Excerpt to read =

┌──

Sunday, October 9, 2011

Sergeant York Pic

NARA's Today's Document twitter yesterday had a picture of Sergeant Alvin York who was the most decorated soldier of WWI.  He won the US Congressional Medal of Honor.  But here is an actual photo of him on the hill of his fame:


Sergeant Alvin C. York, 328th Infantry, who with aid of 17 men, captured 132 German prisoners; shows hill on which raid took place [October 8, 1918]. Argonne Forest, near Cornay, France., 02/07/1919


I knew he was a real person, but I was more familiar with the movie about him in 1941 with Gary Cooper playing York that won Cooper the Oscar for best actor.  The movie wasn't bad, but depicted York of course simplistically.  In real life he was more complex.  The movie depicted him as a conscientious objector, but really he seemed to waver.  He kept a diary during the war, and probably that would be fascinating to read.  And sure enough with a little searching online here is the link: http://acacia.pair.com/Acacia.Vignettes/The.Diary.of.Alvin.York.html

During part of the battle he recounts picking off men with bayonets:
In the middle of the fight a German officer and five men done jumped out of a trench and charged me with fixed bayonets. They had about twenty-five yards to come and they were coming right smart. I only had about half a clip left in my rifle; but I had my pistol ready. I done flipped it out fast and teched them off, too.

└──

Data extracts =

┌──

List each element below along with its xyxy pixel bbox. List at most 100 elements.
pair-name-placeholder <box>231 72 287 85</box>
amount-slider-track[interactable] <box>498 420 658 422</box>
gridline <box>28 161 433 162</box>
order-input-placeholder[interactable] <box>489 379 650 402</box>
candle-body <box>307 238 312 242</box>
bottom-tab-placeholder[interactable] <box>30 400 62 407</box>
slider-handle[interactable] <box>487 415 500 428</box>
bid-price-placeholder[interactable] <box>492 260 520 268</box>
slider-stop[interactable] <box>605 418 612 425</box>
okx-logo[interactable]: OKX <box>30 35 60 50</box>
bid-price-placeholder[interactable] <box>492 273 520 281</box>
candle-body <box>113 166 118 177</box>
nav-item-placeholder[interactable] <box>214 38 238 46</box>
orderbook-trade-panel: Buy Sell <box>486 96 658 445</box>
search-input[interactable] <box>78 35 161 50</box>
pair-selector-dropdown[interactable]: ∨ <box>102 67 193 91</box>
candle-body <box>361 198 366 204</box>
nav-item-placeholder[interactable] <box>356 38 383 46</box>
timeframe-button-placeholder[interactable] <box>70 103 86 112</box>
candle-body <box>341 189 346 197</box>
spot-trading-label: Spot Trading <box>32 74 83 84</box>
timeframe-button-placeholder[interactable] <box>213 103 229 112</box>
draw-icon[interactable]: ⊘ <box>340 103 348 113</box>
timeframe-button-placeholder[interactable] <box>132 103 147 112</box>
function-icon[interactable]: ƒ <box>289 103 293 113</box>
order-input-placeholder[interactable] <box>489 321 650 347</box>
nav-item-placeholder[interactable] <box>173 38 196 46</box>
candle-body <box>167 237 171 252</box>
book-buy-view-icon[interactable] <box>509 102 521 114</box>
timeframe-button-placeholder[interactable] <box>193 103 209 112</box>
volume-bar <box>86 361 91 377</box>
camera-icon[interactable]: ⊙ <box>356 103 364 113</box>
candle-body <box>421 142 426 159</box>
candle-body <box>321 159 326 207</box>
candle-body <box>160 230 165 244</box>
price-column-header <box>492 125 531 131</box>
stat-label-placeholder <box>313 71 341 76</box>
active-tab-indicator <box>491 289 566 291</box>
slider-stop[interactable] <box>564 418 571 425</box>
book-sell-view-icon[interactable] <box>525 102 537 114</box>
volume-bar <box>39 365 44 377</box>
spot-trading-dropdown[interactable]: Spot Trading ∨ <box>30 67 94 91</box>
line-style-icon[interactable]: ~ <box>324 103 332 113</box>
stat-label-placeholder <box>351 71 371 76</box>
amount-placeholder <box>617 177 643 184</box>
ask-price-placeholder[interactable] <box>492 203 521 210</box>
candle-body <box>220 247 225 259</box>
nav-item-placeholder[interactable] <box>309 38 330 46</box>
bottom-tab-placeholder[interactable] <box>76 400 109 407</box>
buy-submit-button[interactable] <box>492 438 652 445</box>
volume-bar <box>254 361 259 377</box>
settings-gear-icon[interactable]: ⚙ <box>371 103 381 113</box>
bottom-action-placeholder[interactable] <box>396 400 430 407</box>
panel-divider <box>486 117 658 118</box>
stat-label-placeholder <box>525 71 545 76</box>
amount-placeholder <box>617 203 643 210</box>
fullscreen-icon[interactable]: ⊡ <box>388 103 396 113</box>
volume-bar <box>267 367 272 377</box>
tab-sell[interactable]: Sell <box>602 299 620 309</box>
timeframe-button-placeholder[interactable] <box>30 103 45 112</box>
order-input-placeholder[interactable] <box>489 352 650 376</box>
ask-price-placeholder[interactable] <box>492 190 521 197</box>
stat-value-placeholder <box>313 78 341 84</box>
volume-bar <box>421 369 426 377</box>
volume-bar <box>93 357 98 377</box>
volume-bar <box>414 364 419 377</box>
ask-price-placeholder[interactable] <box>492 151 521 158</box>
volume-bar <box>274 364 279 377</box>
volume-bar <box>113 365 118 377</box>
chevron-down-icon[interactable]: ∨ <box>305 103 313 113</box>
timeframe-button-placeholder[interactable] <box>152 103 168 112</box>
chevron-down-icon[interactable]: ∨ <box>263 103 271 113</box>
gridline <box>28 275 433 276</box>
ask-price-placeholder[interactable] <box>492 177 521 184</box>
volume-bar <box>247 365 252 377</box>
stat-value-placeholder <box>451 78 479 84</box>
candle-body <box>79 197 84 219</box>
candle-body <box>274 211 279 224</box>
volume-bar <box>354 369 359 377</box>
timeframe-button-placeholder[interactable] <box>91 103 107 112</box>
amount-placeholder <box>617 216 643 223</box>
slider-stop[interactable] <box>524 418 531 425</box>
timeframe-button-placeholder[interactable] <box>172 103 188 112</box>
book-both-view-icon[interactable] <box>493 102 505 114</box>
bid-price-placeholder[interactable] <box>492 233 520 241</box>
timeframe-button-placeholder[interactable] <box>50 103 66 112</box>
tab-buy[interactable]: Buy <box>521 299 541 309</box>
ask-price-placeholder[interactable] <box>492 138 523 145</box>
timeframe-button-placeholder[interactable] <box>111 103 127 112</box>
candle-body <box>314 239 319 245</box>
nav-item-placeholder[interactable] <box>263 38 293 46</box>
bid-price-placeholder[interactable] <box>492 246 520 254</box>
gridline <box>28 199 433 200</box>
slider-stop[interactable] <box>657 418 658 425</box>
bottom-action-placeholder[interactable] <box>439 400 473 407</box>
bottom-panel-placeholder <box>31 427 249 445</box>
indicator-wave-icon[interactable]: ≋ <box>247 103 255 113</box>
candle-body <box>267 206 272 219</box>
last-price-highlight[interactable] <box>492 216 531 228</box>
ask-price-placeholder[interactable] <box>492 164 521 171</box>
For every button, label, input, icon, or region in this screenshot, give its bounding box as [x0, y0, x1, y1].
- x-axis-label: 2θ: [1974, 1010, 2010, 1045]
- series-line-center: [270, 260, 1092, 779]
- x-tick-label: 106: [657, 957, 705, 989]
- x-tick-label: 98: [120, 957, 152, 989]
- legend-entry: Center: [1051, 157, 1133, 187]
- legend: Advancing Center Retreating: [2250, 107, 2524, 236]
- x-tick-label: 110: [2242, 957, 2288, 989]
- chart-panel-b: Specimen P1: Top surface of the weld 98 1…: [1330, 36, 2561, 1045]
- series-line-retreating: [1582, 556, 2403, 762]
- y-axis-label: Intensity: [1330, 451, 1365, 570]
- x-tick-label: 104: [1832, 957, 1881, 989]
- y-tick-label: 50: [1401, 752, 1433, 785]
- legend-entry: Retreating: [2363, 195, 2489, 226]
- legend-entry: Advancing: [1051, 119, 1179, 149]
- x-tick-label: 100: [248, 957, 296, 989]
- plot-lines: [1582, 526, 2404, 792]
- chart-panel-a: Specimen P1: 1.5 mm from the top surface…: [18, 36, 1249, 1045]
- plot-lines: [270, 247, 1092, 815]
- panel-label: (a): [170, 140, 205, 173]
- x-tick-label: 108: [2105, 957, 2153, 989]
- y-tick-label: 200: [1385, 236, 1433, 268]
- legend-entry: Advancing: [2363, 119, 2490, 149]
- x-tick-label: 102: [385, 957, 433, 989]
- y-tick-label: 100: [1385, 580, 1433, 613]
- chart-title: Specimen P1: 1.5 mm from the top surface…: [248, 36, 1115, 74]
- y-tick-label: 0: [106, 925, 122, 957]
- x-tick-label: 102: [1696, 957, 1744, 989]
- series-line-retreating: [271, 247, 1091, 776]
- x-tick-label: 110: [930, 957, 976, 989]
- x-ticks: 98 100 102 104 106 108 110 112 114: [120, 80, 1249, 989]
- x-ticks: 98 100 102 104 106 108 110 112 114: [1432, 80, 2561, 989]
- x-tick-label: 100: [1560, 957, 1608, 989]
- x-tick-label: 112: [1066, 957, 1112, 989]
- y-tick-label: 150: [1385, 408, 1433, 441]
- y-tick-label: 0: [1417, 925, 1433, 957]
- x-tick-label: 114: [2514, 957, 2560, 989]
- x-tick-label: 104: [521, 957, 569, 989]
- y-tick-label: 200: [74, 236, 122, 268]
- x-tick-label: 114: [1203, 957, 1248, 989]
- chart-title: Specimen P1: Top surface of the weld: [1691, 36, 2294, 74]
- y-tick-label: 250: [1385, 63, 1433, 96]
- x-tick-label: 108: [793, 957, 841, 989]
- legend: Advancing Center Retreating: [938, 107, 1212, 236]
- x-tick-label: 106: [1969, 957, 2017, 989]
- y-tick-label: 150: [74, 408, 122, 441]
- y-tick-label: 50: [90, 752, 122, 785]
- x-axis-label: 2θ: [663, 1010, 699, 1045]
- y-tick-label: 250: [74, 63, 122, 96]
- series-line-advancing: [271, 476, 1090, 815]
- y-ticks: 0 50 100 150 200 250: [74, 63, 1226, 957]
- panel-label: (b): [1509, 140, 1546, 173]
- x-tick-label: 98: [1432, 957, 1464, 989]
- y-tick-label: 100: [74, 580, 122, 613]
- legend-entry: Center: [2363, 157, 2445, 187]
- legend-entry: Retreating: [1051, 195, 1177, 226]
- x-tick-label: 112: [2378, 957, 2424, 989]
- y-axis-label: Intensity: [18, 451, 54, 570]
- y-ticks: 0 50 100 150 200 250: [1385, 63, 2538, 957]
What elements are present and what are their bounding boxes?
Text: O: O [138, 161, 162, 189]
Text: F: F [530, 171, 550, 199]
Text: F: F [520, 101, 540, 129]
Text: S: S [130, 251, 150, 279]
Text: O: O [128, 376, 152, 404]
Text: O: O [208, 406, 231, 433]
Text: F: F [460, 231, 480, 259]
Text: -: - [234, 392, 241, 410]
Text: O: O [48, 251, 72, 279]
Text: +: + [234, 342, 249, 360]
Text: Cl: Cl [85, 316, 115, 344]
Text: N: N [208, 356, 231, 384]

└──

Directions =
• A. Do these statements agree with the Sergeant York post? Answer yes or no for each, quoting the deciding words of the post. (i) York captured 132 German prisoners with the aid of 17 men. (ii) The 1941 movie won Gary Cooper the Oscar for best supporting actor. (iii) The German officer and five men who charged York had about fifty yards to cover.
• B. Can you resume the Sergeant York post after its last sentence?
The data plays no part in this.

Answer set =
• A.
(i) Yes: "who with aid of 17 men, captured 132 German prisoners"
(ii) No: "won Cooper the Oscar for best actor"
(iii) No: "They had about twenty-five yards to come"

• B.
I teched off the sixth man first; then the fifth; then the fourth; then the third; and so on. That's the way we shoot wild turkeys at home. You see we don't want the front ones to know that we're getting the back ones, and then they keep on coming until we get them all. Of course, I hadn't time to think of that. I guess I jes naturally did it. I knowed, too, that if the front ones wavered, or if I stopped them the rear ones would drop down and pump a volley into me and get me.

Then I returned to the rifle, and kept right on after those machine guns. I knowed now that if I done kept my head and didn't run out of ammunition I had them. So I done hollered to them to come down and give up. I didn't want to kill any more'n I had to. I would tech a couple of them off and holler again. But I guess they couldn't understand my language, or else they couldn't hear me in the awful racket that was going on all around. Over twenty Germans were killed by this time.
He may have killed 20, but his sharpshooting enabled him to capture 132 prisoners.  And there he is on the hill where it happened.